▸ **Problem statement**
The records below are made of lines; count those holding the word "this" and give the number only.
◆ ◆ ◆ ◆ ◆ ◆ ◆
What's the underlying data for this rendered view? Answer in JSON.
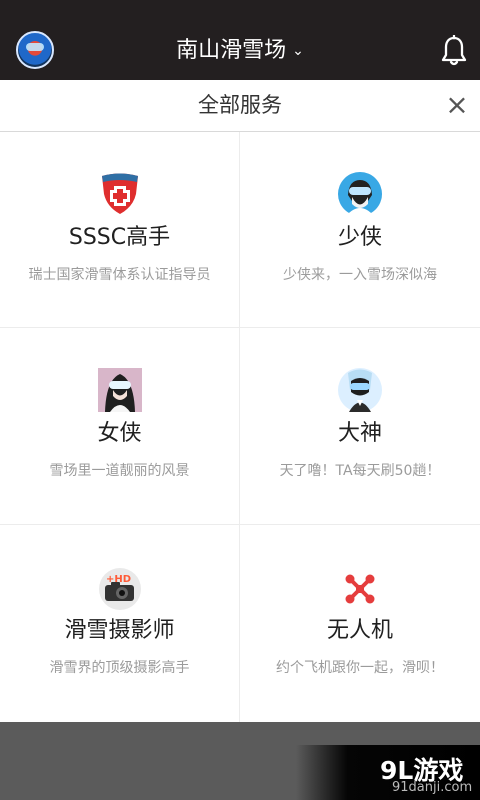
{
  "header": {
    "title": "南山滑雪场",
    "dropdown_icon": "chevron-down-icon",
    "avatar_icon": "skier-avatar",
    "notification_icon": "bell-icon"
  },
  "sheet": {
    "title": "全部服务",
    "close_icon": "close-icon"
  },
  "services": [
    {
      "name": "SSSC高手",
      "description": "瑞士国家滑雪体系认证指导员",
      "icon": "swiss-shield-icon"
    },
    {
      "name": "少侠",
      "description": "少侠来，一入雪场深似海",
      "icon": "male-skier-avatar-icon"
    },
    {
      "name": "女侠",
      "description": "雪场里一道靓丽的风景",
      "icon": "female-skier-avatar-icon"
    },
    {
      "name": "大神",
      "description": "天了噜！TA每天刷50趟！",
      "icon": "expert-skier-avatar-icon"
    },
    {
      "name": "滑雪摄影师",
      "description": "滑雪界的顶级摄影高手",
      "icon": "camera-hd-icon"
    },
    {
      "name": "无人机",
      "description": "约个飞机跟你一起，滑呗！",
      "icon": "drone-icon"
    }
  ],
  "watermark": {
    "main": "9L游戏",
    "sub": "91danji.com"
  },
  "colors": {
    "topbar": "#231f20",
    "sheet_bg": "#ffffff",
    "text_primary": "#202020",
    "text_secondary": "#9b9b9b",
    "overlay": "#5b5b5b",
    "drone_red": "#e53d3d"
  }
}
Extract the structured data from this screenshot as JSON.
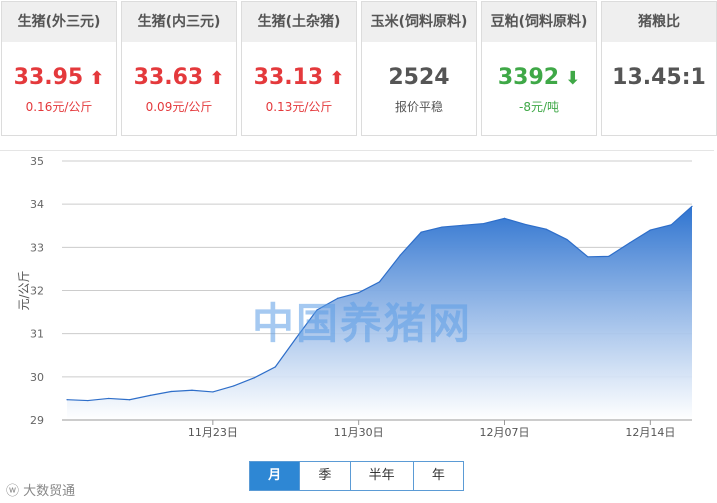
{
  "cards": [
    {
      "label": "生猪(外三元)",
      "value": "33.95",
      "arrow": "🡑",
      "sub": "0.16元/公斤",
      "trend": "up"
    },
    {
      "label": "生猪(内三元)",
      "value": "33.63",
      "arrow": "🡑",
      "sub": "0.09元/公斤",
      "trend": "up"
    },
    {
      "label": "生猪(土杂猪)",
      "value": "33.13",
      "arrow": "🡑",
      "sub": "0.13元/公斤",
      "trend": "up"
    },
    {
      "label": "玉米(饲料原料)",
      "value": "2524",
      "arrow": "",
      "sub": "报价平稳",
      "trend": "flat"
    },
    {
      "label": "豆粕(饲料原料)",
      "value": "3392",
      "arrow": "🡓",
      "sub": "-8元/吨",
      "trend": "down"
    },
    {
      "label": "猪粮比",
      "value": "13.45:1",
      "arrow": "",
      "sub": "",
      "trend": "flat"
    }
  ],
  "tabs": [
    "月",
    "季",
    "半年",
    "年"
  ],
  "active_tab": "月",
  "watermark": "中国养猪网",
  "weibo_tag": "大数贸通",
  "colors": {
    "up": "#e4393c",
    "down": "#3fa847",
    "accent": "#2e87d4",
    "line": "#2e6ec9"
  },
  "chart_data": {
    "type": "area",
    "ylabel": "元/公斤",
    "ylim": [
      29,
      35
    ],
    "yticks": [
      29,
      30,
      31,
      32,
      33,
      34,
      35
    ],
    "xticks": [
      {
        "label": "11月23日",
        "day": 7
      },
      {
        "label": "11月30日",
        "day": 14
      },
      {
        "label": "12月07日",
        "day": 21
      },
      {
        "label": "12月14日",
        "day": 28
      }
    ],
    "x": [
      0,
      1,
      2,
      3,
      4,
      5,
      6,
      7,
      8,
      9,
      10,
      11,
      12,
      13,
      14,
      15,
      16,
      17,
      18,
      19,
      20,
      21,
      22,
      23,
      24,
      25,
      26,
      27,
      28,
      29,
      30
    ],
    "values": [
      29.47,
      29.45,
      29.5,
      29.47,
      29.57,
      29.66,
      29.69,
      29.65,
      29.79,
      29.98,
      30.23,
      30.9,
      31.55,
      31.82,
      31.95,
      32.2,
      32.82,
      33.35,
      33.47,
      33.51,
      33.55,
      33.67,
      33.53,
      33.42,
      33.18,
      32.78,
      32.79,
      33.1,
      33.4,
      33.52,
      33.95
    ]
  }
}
◆ ◆ ◆ ◆ ◆ ◆ ◆
▸ **Complete output**
2